-- START Data section --

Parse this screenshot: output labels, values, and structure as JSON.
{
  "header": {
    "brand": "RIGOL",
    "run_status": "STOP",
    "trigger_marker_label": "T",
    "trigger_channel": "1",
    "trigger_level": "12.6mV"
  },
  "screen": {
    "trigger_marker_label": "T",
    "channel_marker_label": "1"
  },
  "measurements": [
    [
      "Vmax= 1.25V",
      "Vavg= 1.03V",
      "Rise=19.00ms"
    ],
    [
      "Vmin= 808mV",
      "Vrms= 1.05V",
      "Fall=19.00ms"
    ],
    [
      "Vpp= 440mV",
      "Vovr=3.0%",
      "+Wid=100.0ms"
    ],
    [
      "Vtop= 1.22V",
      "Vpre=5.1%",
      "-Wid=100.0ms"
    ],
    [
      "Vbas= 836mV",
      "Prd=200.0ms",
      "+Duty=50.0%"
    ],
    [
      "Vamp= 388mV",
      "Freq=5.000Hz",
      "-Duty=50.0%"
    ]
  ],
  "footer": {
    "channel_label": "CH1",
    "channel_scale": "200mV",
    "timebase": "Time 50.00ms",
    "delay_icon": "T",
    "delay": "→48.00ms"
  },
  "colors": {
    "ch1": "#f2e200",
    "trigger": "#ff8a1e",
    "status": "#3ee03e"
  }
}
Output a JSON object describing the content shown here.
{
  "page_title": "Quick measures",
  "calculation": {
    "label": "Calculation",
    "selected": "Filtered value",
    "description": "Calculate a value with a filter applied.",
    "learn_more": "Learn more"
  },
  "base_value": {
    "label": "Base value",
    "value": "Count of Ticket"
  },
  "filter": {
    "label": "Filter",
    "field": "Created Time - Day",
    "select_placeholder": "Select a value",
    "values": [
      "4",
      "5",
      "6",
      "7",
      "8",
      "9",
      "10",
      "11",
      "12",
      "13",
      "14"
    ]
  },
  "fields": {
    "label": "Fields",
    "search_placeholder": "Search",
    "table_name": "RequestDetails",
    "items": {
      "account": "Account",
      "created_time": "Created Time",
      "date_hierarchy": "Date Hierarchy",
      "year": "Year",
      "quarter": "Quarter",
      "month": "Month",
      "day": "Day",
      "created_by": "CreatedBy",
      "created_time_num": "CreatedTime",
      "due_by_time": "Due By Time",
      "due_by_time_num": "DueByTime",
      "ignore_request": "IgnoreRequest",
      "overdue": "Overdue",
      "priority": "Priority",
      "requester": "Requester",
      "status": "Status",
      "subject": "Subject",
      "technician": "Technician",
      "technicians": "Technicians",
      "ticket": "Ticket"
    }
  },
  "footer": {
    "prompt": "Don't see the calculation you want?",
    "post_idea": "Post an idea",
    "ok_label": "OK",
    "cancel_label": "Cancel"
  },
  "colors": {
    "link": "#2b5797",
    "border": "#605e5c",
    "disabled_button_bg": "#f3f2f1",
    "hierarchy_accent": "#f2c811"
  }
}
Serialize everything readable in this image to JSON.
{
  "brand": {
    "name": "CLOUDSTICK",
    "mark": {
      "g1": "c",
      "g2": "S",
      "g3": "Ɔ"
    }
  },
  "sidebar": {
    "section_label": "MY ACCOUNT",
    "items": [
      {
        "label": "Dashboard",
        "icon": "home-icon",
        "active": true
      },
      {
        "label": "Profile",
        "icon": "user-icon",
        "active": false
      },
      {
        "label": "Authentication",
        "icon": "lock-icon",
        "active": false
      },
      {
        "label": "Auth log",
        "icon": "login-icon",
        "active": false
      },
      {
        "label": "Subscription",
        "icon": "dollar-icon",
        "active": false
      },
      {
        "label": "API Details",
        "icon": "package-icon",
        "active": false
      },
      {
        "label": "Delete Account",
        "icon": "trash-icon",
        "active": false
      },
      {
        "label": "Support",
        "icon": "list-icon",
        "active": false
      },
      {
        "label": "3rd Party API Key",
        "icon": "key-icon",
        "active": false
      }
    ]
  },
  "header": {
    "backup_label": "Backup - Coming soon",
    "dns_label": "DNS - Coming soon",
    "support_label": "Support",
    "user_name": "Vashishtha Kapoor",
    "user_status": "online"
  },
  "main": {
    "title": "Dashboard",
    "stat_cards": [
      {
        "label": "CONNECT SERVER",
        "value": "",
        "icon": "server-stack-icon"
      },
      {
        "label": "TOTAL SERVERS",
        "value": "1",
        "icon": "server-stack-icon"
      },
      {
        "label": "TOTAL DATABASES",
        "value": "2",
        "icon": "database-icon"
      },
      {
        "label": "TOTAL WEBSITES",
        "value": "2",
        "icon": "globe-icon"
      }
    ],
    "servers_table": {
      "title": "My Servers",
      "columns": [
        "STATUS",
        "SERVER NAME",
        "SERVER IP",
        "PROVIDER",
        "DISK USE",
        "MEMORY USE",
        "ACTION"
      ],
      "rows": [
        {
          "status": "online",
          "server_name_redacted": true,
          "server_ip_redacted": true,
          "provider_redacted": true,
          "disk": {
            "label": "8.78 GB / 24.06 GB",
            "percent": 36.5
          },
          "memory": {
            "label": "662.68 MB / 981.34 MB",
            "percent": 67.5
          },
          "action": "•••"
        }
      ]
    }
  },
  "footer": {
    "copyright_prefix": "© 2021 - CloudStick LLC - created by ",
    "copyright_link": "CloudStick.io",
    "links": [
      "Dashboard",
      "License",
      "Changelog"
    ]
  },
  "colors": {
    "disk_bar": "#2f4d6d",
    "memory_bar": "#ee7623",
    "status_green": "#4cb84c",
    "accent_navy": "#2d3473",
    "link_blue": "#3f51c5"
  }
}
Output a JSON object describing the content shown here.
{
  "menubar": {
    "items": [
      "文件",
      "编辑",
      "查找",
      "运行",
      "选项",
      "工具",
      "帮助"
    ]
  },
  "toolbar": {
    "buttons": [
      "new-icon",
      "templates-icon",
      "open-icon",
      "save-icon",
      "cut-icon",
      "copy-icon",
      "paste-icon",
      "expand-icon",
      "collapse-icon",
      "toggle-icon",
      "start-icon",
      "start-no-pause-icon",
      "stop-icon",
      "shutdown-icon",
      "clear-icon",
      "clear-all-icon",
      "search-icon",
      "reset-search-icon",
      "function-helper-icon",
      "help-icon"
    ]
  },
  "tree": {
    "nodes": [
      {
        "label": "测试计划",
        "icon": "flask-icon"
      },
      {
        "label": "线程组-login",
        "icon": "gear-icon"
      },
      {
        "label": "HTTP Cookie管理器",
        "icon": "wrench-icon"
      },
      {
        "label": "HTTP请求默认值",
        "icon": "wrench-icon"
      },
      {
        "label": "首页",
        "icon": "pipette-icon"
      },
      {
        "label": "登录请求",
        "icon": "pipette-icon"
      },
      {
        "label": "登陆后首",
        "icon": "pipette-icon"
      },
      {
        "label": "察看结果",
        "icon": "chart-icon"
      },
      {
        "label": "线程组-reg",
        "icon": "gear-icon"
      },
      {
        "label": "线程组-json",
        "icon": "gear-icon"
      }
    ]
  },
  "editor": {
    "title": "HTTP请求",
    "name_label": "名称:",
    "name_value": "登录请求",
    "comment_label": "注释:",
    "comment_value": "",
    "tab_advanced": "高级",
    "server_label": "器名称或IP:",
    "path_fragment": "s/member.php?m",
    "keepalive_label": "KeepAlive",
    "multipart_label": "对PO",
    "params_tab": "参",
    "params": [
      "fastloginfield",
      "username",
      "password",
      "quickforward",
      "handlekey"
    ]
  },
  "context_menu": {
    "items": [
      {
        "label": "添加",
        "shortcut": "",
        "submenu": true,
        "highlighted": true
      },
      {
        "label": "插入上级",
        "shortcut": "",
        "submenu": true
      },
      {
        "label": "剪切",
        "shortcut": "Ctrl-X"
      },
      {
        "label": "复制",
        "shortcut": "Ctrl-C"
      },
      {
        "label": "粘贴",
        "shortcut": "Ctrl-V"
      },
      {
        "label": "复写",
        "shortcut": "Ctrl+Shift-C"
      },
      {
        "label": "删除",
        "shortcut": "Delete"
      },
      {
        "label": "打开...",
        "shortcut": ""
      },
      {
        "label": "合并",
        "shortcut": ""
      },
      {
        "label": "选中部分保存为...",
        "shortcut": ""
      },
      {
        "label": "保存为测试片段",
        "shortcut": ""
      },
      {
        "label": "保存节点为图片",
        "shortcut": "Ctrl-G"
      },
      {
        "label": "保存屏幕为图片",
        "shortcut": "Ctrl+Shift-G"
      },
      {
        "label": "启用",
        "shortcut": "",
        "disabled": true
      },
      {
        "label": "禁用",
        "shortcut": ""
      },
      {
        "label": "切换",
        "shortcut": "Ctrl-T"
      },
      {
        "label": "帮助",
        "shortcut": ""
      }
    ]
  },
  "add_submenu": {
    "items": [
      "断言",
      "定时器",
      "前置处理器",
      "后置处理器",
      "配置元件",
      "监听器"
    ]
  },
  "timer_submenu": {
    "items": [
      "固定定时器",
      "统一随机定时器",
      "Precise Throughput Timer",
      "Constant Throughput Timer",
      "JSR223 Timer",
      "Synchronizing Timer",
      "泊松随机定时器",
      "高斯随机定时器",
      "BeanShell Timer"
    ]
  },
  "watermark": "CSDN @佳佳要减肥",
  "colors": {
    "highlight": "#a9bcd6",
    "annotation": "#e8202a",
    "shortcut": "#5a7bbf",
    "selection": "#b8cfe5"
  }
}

-- END Data section --

(What is needed): Report the number of lines containing the string "true" and add nothing to it.

(Response to this exercise): 8